What is required:
State the number of lines with the string "this" in them, and nothing else.

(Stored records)
┄┄┄┄┄┄

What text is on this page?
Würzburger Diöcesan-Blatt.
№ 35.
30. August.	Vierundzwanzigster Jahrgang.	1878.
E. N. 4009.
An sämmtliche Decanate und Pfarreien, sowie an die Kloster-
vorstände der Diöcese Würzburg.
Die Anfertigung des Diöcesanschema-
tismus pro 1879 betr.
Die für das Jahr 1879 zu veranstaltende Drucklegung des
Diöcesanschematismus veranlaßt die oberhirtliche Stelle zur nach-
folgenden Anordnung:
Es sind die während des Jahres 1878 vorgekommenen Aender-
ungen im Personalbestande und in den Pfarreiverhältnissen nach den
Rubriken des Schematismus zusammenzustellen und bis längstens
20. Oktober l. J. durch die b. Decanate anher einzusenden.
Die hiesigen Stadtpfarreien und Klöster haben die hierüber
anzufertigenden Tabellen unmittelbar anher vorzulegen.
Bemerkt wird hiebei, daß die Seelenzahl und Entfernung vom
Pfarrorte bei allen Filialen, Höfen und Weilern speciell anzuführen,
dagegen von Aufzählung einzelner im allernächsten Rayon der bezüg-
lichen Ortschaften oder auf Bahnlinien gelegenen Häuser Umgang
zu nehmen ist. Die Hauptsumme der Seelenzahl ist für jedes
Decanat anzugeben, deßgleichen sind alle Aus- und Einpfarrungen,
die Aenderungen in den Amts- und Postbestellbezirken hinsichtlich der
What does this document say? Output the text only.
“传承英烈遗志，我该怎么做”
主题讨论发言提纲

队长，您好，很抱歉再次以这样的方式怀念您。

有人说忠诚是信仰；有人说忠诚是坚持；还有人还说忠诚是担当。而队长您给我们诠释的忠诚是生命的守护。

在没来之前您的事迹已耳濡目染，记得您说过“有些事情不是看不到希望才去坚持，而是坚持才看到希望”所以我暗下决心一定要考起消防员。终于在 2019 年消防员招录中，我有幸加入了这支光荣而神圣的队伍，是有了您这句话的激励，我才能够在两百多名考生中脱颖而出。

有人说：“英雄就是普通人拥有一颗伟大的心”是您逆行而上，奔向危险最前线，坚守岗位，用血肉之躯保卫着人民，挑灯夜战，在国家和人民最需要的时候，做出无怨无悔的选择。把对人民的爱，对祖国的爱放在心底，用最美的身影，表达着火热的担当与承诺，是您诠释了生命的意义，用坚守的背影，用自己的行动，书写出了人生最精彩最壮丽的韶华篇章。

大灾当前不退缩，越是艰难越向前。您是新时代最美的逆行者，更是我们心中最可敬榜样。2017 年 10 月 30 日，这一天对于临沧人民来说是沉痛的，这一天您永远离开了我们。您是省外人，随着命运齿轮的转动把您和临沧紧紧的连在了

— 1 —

┄┄┄┄┄┄

Written solution:
2